> SET PROBLEM: Transcribe the entries that follow, word for word.

> INPUT FOR THIS TASK:
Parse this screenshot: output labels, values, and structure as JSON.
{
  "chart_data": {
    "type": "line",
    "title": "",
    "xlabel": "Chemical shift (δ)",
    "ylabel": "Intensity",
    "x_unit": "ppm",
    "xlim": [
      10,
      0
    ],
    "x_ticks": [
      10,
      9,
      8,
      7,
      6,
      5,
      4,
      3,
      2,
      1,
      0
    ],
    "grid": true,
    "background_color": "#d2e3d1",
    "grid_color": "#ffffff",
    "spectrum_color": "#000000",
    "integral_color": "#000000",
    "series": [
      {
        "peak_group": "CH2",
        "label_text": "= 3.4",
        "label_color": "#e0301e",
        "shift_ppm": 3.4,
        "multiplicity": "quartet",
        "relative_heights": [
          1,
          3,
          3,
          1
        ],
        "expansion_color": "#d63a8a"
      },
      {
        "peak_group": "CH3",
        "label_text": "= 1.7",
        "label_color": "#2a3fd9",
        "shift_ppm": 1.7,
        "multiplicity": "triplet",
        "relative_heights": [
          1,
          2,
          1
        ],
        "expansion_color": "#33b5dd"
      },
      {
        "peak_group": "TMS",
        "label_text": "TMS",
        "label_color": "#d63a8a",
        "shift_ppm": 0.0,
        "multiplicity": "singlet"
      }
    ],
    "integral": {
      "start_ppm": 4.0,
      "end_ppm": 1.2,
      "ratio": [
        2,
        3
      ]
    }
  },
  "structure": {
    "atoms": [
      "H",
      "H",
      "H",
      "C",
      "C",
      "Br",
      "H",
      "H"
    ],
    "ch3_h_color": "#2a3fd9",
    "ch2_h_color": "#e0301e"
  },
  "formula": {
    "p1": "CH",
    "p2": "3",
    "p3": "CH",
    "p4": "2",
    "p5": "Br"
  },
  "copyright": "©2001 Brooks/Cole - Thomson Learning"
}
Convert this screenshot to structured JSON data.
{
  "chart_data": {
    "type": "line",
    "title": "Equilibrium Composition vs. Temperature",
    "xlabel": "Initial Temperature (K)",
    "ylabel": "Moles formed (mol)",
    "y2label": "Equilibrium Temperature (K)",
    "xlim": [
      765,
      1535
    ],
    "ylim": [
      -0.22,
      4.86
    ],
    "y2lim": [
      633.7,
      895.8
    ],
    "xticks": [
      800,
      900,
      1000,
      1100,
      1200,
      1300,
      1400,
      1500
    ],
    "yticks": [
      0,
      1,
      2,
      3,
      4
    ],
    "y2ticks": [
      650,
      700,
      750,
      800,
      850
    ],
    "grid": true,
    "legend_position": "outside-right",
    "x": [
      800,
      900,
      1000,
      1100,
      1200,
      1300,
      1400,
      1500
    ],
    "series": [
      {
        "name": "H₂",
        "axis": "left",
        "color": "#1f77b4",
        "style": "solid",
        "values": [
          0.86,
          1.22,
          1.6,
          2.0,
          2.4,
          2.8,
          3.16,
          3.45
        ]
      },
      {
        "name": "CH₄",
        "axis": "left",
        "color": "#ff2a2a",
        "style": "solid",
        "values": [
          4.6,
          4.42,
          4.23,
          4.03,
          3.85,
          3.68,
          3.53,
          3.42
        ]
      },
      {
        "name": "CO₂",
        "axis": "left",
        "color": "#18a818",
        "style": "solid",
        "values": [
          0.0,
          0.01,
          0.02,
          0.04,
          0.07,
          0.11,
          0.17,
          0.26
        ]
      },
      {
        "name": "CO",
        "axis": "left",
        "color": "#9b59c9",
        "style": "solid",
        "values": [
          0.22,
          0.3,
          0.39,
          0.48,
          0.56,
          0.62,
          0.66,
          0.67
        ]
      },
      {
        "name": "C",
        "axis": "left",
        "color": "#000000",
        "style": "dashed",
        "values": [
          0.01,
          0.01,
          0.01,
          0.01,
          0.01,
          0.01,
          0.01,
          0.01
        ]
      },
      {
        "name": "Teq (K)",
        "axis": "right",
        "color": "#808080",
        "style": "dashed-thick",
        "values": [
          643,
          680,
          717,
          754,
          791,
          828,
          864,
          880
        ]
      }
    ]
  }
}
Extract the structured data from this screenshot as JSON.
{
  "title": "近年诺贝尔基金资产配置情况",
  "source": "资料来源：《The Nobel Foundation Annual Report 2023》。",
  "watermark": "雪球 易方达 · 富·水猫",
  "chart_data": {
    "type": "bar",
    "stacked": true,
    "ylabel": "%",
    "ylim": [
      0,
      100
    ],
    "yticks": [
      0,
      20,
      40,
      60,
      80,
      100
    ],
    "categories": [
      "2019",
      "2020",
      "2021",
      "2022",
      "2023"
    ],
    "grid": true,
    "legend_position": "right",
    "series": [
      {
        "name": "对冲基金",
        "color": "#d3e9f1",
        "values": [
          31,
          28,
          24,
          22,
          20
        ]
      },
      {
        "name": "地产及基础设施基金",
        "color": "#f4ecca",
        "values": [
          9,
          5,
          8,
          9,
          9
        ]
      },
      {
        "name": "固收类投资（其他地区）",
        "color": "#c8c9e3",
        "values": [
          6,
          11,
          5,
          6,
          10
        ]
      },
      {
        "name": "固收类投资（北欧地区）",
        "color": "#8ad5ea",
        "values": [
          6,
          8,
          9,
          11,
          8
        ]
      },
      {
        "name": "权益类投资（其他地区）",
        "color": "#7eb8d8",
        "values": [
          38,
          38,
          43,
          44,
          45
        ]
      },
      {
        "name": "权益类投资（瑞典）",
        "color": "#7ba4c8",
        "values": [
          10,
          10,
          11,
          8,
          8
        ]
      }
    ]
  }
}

> THE RESULT:
Parse this screenshot: output labels, values, and structure as JSON.
{
  "chart_data": {
    "type": "line",
    "title": "",
    "xlabel": "Chemical shift (δ)",
    "ylabel": "Intensity",
    "x_unit": "ppm",
    "xlim": [
      10,
      0
    ],
    "x_ticks": [
      10,
      9,
      8,
      7,
      6,
      5,
      4,
      3,
      2,
      1,
      0
    ],
    "grid": true,
    "background_color": "#d2e3d1",
    "grid_color": "#ffffff",
    "spectrum_color": "#000000",
    "integral_color": "#000000",
    "series": [
      {
        "peak_group": "CH2",
        "label_text": "= 3.4",
        "label_color": "#e0301e",
        "shift_ppm": 3.4,
        "multiplicity": "quartet",
        "relative_heights": [
          1,
          3,
          3,
          1
        ],
        "expansion_color": "#d63a8a"
      },
      {
        "peak_group": "CH3",
        "label_text": "= 1.7",
        "label_color": "#2a3fd9",
        "shift_ppm": 1.7,
        "multiplicity": "triplet",
        "relative_heights": [
          1,
          2,
          1
        ],
        "expansion_color": "#33b5dd"
      },
      {
        "peak_group": "TMS",
        "label_text": "TMS",
        "label_color": "#d63a8a",
        "shift_ppm": 0.0,
        "multiplicity": "singlet"
      }
    ],
    "integral": {
      "start_ppm": 4.0,
      "end_ppm": 1.2,
      "ratio": [
        2,
        3
      ]
    }
  },
  "structure": {
    "atoms": [
      "H",
      "H",
      "H",
      "C",
      "C",
      "Br",
      "H",
      "H"
    ],
    "ch3_h_color": "#2a3fd9",
    "ch2_h_color": "#e0301e"
  },
  "formula": {
    "p1": "CH",
    "p2": "3",
    "p3": "CH",
    "p4": "2",
    "p5": "Br"
  },
  "copyright": "©2001 Brooks/Cole - Thomson Learning"
}
Convert this screenshot to structured JSON data.
{
  "chart_data": {
    "type": "line",
    "title": "Equilibrium Composition vs. Temperature",
    "xlabel": "Initial Temperature (K)",
    "ylabel": "Moles formed (mol)",
    "y2label": "Equilibrium Temperature (K)",
    "xlim": [
      765,
      1535
    ],
    "ylim": [
      -0.22,
      4.86
    ],
    "y2lim": [
      633.7,
      895.8
    ],
    "xticks": [
      800,
      900,
      1000,
      1100,
      1200,
      1300,
      1400,
      1500
    ],
    "yticks": [
      0,
      1,
      2,
      3,
      4
    ],
    "y2ticks": [
      650,
      700,
      750,
      800,
      850
    ],
    "grid": true,
    "legend_position": "outside-right",
    "x": [
      800,
      900,
      1000,
      1100,
      1200,
      1300,
      1400,
      1500
    ],
    "series": [
      {
        "name": "H₂",
        "axis": "left",
        "color": "#1f77b4",
        "style": "solid",
        "values": [
          0.86,
          1.22,
          1.6,
          2.0,
          2.4,
          2.8,
          3.16,
          3.45
        ]
      },
      {
        "name": "CH₄",
        "axis": "left",
        "color": "#ff2a2a",
        "style": "solid",
        "values": [
          4.6,
          4.42,
          4.23,
          4.03,
          3.85,
          3.68,
          3.53,
          3.42
        ]
      },
      {
        "name": "CO₂",
        "axis": "left",
        "color": "#18a818",
        "style": "solid",
        "values": [
          0.0,
          0.01,
          0.02,
          0.04,
          0.07,
          0.11,
          0.17,
          0.26
        ]
      },
      {
        "name": "CO",
        "axis": "left",
        "color": "#9b59c9",
        "style": "solid",
        "values": [
          0.22,
          0.3,
          0.39,
          0.48,
          0.56,
          0.62,
          0.66,
          0.67
        ]
      },
      {
        "name": "C",
        "axis": "left",
        "color": "#000000",
        "style": "dashed",
        "values": [
          0.01,
          0.01,
          0.01,
          0.01,
          0.01,
          0.01,
          0.01,
          0.01
        ]
      },
      {
        "name": "Teq (K)",
        "axis": "right",
        "color": "#808080",
        "style": "dashed-thick",
        "values": [
          643,
          680,
          717,
          754,
          791,
          828,
          864,
          880
        ]
      }
    ]
  }
}
Extract the structured data from this screenshot as JSON.
{
  "title": "近年诺贝尔基金资产配置情况",
  "source": "资料来源：《The Nobel Foundation Annual Report 2023》。",
  "watermark": "雪球 易方达 · 富·水猫",
  "chart_data": {
    "type": "bar",
    "stacked": true,
    "ylabel": "%",
    "ylim": [
      0,
      100
    ],
    "yticks": [
      0,
      20,
      40,
      60,
      80,
      100
    ],
    "categories": [
      "2019",
      "2020",
      "2021",
      "2022",
      "2023"
    ],
    "grid": true,
    "legend_position": "right",
    "series": [
      {
        "name": "对冲基金",
        "color": "#d3e9f1",
        "values": [
          31,
          28,
          24,
          22,
          20
        ]
      },
      {
        "name": "地产及基础设施基金",
        "color": "#f4ecca",
        "values": [
          9,
          5,
          8,
          9,
          9
        ]
      },
      {
        "name": "固收类投资（其他地区）",
        "color": "#c8c9e3",
        "values": [
          6,
          11,
          5,
          6,
          10
        ]
      },
      {
        "name": "固收类投资（北欧地区）",
        "color": "#8ad5ea",
        "values": [
          6,
          8,
          9,
          11,
          8
        ]
      },
      {
        "name": "权益类投资（其他地区）",
        "color": "#7eb8d8",
        "values": [
          38,
          38,
          43,
          44,
          45
        ]
      },
      {
        "name": "权益类投资（瑞典）",
        "color": "#7ba4c8",
        "values": [
          10,
          10,
          11,
          8,
          8
        ]
      }
    ]
  }
}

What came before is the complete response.